Task description: Below are the records. List every line holding the word "久久为功".

Records shown:
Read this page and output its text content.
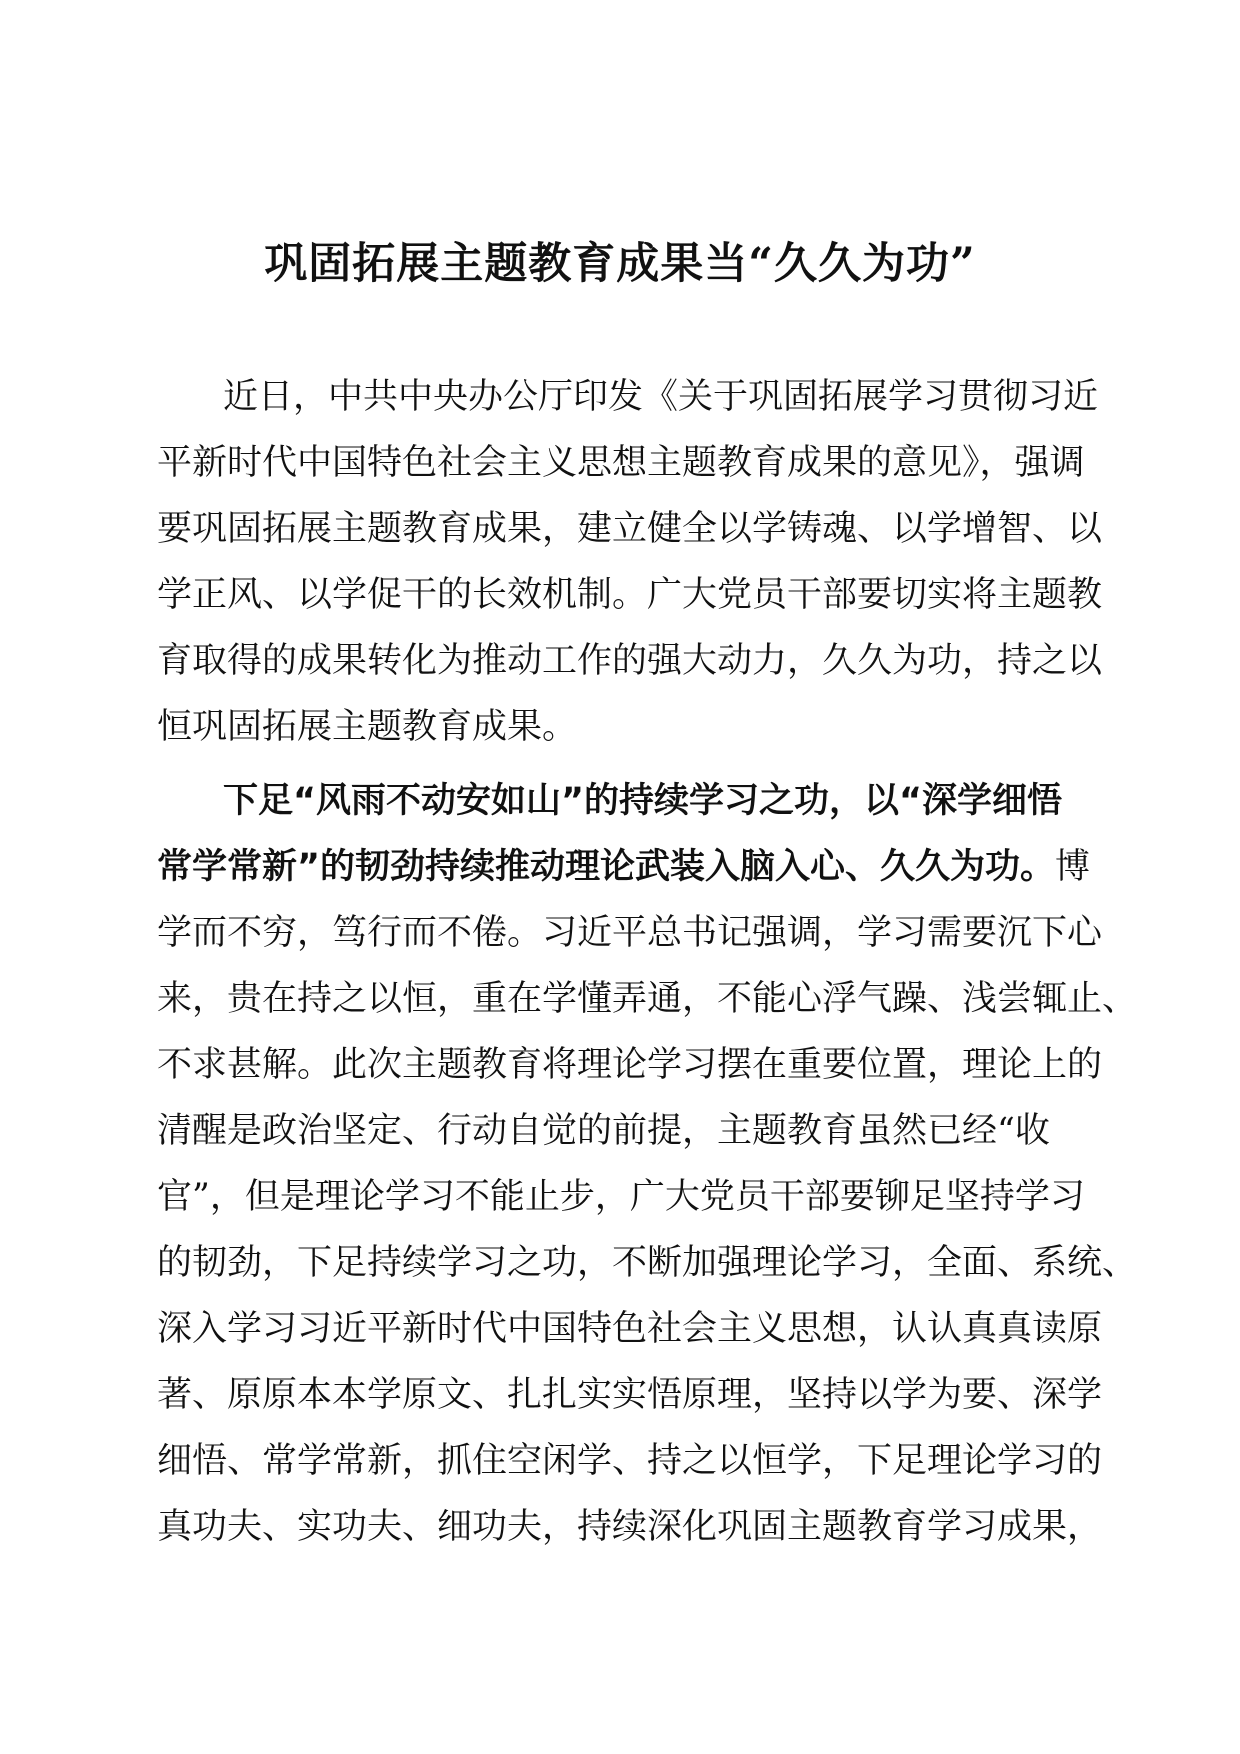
巩固拓展主题教育成果当“久久为功”

近日，中共中央办公厅印发《关于巩固拓展学习贯彻习近

平新时代中国特色社会主义思想主题教育成果的意见》，强调

要巩固拓展主题教育成果，建立健全以学铸魂、以学增智、以

学正风、以学促干的长效机制。广大党员干部要切实将主题教

育取得的成果转化为推动工作的强大动力，久久为功，持之以

恒巩固拓展主题教育成果。

下足“风雨不动安如山”的持续学习之功，以“深学细悟

常学常新”的韧劲持续推动理论武装入脑入心、久久为功。博

学而不穷，笃行而不倦。习近平总书记强调，学习需要沉下心

来，贵在持之以恒，重在学懂弄通，不能心浮气躁、浅尝辄止、

不求甚解。此次主题教育将理论学习摆在重要位置，理论上的

清醒是政治坚定、行动自觉的前提，主题教育虽然已经“收

官”，但是理论学习不能止步，广大党员干部要铆足坚持学习

的韧劲，下足持续学习之功，不断加强理论学习，全面、系统、

深入学习习近平新时代中国特色社会主义思想，认认真真读原

著、原原本本学原文、扎扎实实悟原理，坚持以学为要、深学

细悟、常学常新，抓住空闲学、持之以恒学，下足理论学习的

真功夫、实功夫、细功夫，持续深化巩固主题教育学习成果，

Completed exercise:
巩固拓展主题教育成果当“久久为功”
育取得的成果转化为推动工作的强大动力，久久为功，持之以
常学常新”的韧劲持续推动理论武装入脑入心、久久为功。博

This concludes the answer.